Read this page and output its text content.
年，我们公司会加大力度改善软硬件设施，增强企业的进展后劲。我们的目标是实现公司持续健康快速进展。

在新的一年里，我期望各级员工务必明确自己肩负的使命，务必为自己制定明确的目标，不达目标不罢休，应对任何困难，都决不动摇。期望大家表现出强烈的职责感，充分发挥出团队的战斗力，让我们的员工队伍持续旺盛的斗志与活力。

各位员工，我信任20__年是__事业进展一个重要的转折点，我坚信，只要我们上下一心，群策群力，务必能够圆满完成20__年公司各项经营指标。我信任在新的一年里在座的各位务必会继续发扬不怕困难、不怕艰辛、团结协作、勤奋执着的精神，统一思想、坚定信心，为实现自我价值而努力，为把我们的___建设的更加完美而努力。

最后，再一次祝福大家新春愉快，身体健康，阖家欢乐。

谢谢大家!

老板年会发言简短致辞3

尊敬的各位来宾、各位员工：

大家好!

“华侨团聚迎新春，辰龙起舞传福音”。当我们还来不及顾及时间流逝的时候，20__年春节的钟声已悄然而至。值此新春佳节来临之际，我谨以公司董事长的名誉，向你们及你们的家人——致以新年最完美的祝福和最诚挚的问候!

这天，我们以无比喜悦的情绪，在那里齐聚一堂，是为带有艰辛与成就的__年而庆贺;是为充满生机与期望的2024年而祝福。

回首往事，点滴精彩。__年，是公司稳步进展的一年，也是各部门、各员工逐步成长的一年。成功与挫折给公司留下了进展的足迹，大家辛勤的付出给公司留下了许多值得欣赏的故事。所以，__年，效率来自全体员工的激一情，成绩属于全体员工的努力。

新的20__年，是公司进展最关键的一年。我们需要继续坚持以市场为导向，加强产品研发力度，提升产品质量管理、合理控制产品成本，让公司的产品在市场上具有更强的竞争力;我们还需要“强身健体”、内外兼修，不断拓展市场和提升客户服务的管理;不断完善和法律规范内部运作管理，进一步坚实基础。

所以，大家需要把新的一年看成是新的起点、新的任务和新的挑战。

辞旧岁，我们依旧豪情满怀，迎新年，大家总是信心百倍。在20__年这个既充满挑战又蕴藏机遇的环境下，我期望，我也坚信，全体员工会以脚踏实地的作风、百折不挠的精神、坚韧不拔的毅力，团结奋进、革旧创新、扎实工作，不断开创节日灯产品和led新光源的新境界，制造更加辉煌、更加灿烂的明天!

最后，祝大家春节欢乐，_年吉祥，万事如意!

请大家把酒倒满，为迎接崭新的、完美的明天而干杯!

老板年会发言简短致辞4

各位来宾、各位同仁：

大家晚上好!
::::
Where a line holds the string "各位员工", copy that line.

→ **WRITTEN SOLUTION**
各位员工，我信任20__年是__事业进展一个重要的转折点，我坚信，只要我们上下一心，群策群力，务必能够圆满完成20__年公司各项经营指标。我信任在新的一年里在座的各位务必会继续发扬不怕困难、不怕艰辛、团结协作、勤奋执着的精神，统一思想、坚定信心，为实现自我价值而努力，为把我们的___建设的更加完美而努力。
尊敬的各位来宾、各位员工：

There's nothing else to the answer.